- [WHAT IS ASKED]: Each record below is to be reproduced without any change.

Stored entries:
>> begin
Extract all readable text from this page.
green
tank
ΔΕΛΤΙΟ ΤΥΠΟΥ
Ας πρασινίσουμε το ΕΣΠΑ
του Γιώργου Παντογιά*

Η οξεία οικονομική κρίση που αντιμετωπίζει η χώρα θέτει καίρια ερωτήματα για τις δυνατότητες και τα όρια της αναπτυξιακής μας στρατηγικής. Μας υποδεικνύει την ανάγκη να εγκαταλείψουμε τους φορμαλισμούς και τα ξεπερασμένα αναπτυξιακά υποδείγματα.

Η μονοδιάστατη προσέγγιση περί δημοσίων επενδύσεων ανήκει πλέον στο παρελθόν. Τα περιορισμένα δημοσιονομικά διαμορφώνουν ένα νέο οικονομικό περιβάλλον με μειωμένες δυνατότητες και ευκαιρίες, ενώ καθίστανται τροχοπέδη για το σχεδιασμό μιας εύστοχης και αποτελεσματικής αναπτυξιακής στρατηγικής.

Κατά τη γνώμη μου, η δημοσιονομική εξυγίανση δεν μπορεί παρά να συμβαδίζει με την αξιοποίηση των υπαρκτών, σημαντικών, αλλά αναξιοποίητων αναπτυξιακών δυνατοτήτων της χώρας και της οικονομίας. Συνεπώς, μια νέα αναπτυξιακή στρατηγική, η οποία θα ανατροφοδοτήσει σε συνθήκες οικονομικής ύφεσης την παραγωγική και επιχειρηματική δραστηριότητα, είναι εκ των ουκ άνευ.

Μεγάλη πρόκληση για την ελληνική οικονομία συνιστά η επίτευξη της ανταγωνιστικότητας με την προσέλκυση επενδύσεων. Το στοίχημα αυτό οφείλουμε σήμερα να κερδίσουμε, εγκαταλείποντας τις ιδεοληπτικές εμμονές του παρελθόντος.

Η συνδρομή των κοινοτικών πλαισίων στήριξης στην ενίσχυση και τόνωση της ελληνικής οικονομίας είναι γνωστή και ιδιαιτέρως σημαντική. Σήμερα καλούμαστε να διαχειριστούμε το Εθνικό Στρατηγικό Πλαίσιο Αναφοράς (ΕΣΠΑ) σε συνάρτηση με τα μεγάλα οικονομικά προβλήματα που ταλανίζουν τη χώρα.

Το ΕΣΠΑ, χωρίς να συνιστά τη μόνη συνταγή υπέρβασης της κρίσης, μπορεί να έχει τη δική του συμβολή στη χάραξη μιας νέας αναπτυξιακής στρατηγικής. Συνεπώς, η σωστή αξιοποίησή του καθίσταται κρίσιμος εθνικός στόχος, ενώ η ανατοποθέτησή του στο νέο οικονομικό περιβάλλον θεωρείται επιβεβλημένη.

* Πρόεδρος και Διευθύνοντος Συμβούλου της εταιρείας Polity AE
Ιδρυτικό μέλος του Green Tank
>> end
- [OUTPUT OF THE TASK]:
Extract all readable text from this page.
green
tank
ΔΕΛΤΙΟ ΤΥΠΟΥ
Ας πρασινίσουμε το ΕΣΠΑ
του Γιώργου Παντογιά*

Η οξεία οικονομική κρίση που αντιμετωπίζει η χώρα θέτει καίρια ερωτήματα για τις δυνατότητες και τα όρια της αναπτυξιακής μας στρατηγικής. Μας υποδεικνύει την ανάγκη να εγκαταλείψουμε τους φορμαλισμούς και τα ξεπερασμένα αναπτυξιακά υποδείγματα.

Η μονοδιάστατη προσέγγιση περί δημοσίων επενδύσεων ανήκει πλέον στο παρελθόν. Τα περιορισμένα δημοσιονομικά διαμορφώνουν ένα νέο οικονομικό περιβάλλον με μειωμένες δυνατότητες και ευκαιρίες, ενώ καθίστανται τροχοπέδη για το σχεδιασμό μιας εύστοχης και αποτελεσματικής αναπτυξιακής στρατηγικής.

Κατά τη γνώμη μου, η δημοσιονομική εξυγίανση δεν μπορεί παρά να συμβαδίζει με την αξιοποίηση των υπαρκτών, σημαντικών, αλλά αναξιοποίητων αναπτυξιακών δυνατοτήτων της χώρας και της οικονομίας. Συνεπώς, μια νέα αναπτυξιακή στρατηγική, η οποία θα ανατροφοδοτήσει σε συνθήκες οικονομικής ύφεσης την παραγωγική και επιχειρηματική δραστηριότητα, είναι εκ των ουκ άνευ.

Μεγάλη πρόκληση για την ελληνική οικονομία συνιστά η επίτευξη της ανταγωνιστικότητας με την προσέλκυση επενδύσεων. Το στοίχημα αυτό οφείλουμε σήμερα να κερδίσουμε, εγκαταλείποντας τις ιδεοληπτικές εμμονές του παρελθόντος.

Η συνδρομή των κοινοτικών πλαισίων στήριξης στην ενίσχυση και τόνωση της ελληνικής οικονομίας είναι γνωστή και ιδιαιτέρως σημαντική. Σήμερα καλούμαστε να διαχειριστούμε το Εθνικό Στρατηγικό Πλαίσιο Αναφοράς (ΕΣΠΑ) σε συνάρτηση με τα μεγάλα οικονομικά προβλήματα που ταλανίζουν τη χώρα.

Το ΕΣΠΑ, χωρίς να συνιστά τη μόνη συνταγή υπέρβασης της κρίσης, μπορεί να έχει τη δική του συμβολή στη χάραξη μιας νέας αναπτυξιακής στρατηγικής. Συνεπώς, η σωστή αξιοποίησή του καθίσταται κρίσιμος εθνικός στόχος, ενώ η ανατοποθέτησή του στο νέο οικονομικό περιβάλλον θεωρείται επιβεβλημένη.

* Πρόεδρος και Διευθύνοντος Συμβούλου της εταιρείας Polity AE
Ιδρυτικό μέλος του Green Tank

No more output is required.